── 条目列表 ──

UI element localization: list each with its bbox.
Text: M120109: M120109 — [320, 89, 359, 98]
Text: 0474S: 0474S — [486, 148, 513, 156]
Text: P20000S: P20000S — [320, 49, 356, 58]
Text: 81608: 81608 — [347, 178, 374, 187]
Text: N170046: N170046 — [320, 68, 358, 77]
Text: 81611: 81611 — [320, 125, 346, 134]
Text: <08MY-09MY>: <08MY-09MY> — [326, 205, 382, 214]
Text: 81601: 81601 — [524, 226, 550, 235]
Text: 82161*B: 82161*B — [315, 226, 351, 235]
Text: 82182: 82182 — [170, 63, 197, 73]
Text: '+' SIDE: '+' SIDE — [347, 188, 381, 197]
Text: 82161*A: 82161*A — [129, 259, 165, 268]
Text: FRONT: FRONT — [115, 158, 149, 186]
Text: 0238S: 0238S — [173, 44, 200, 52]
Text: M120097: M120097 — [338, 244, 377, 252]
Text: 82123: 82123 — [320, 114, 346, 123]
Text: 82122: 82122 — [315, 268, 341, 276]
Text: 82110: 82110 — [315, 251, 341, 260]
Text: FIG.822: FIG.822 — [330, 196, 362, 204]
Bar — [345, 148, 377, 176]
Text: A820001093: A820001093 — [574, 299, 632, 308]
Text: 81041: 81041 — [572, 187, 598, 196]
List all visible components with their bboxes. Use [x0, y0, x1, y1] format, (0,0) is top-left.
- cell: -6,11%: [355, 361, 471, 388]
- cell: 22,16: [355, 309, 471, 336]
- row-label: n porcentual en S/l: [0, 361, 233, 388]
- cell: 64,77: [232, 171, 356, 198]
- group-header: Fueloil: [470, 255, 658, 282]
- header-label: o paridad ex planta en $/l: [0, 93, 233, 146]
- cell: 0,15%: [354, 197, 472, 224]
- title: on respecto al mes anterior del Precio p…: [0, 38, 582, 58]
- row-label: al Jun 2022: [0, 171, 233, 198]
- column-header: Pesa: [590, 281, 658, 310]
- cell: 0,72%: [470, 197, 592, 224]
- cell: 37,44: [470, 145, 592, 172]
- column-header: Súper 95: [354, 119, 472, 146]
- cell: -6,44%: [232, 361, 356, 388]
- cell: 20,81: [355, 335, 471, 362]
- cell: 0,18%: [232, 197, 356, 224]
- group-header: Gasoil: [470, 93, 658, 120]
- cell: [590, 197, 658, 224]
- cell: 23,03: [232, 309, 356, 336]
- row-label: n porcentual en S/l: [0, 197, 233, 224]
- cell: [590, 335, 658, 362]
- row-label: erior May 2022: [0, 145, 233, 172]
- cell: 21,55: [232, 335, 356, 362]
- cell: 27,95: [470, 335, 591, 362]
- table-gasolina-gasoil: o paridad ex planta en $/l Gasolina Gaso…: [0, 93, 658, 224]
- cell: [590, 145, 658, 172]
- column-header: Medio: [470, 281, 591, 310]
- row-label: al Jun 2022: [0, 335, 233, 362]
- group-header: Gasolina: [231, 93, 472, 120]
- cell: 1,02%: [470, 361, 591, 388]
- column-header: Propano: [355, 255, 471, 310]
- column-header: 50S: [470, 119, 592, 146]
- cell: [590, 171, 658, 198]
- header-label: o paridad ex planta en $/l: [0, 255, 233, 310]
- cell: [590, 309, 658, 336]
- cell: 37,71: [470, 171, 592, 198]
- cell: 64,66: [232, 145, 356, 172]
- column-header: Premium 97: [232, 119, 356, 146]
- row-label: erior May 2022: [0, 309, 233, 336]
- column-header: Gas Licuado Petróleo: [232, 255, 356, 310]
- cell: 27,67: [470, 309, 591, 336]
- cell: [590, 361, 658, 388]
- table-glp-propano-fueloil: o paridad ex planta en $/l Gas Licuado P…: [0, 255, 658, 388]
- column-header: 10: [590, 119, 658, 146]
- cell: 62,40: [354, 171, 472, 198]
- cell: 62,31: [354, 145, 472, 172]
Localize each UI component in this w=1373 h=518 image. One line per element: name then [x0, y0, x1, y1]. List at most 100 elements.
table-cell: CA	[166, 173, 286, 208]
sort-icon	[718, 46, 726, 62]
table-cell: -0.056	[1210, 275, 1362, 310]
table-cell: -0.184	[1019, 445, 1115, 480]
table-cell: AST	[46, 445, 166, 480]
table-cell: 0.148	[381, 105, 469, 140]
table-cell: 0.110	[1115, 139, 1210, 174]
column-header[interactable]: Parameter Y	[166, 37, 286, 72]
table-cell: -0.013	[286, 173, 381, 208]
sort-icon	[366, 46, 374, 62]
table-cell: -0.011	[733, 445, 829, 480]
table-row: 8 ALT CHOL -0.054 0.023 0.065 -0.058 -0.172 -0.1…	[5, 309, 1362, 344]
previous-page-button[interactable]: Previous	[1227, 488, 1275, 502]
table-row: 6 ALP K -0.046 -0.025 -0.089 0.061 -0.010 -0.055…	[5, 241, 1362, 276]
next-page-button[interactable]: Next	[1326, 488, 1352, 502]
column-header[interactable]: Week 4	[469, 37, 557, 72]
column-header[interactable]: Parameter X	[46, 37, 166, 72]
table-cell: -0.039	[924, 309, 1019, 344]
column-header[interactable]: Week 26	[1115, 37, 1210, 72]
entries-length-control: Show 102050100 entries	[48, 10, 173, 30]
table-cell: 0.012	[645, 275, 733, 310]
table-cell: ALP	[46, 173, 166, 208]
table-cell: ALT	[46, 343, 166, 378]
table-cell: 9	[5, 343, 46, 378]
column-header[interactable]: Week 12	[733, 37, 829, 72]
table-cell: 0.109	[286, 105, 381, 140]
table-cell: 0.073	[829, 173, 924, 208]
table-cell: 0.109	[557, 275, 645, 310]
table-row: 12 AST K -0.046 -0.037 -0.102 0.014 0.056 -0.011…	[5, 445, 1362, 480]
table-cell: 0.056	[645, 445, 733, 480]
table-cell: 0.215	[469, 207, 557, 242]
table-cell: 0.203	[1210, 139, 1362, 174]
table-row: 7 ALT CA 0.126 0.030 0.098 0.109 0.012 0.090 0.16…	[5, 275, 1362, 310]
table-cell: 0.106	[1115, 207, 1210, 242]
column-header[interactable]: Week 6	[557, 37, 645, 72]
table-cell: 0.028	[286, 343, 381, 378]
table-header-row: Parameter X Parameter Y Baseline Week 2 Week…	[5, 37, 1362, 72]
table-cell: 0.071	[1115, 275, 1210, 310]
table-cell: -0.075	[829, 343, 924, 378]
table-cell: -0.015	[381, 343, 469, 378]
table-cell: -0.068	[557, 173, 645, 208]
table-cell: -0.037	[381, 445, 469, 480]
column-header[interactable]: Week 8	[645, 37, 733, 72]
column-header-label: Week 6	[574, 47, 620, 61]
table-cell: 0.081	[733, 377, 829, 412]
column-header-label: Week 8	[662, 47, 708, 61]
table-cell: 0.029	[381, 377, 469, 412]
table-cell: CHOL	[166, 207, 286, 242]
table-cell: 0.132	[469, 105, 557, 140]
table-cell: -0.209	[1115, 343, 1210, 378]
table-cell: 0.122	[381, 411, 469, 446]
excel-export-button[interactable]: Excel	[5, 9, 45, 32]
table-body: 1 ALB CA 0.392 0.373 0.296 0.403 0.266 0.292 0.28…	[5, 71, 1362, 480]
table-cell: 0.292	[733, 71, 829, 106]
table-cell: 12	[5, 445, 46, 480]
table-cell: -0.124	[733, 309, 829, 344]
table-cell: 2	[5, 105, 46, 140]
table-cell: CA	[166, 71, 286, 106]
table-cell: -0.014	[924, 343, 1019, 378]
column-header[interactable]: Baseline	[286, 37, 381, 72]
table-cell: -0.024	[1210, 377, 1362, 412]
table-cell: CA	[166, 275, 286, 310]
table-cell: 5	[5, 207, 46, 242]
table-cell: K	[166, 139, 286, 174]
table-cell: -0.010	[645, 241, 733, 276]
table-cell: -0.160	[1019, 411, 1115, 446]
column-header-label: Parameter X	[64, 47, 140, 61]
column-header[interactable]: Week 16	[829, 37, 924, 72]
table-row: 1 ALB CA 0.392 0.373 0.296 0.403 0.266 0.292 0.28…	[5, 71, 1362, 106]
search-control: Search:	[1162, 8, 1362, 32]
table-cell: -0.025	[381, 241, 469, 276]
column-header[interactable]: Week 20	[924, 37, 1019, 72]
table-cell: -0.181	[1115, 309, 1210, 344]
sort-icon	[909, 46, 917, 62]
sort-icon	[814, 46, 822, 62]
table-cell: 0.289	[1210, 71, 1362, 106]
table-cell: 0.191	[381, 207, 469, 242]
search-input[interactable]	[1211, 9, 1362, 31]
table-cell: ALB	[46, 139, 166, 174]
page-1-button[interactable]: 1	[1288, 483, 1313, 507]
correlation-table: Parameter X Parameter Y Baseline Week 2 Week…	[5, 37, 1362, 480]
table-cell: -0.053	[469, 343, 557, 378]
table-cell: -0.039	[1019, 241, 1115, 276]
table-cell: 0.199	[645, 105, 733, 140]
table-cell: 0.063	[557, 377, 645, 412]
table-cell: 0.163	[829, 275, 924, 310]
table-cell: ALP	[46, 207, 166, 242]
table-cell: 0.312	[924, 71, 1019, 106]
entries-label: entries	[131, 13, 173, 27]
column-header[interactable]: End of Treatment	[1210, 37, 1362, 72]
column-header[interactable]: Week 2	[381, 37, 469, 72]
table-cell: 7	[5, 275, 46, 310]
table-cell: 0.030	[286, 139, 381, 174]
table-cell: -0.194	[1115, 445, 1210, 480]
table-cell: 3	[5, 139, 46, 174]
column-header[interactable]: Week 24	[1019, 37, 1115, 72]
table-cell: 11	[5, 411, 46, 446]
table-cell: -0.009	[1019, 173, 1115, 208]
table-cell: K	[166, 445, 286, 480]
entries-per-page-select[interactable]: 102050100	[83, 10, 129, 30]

───

## [任务说明]
请收集上方条目中含有字符串“search”的每一行，匹配时区分大小写。

## [题目答案]
search-control: Search:	[1162, 8, 1362, 32]
search-input[interactable]	[1211, 9, 1362, 31]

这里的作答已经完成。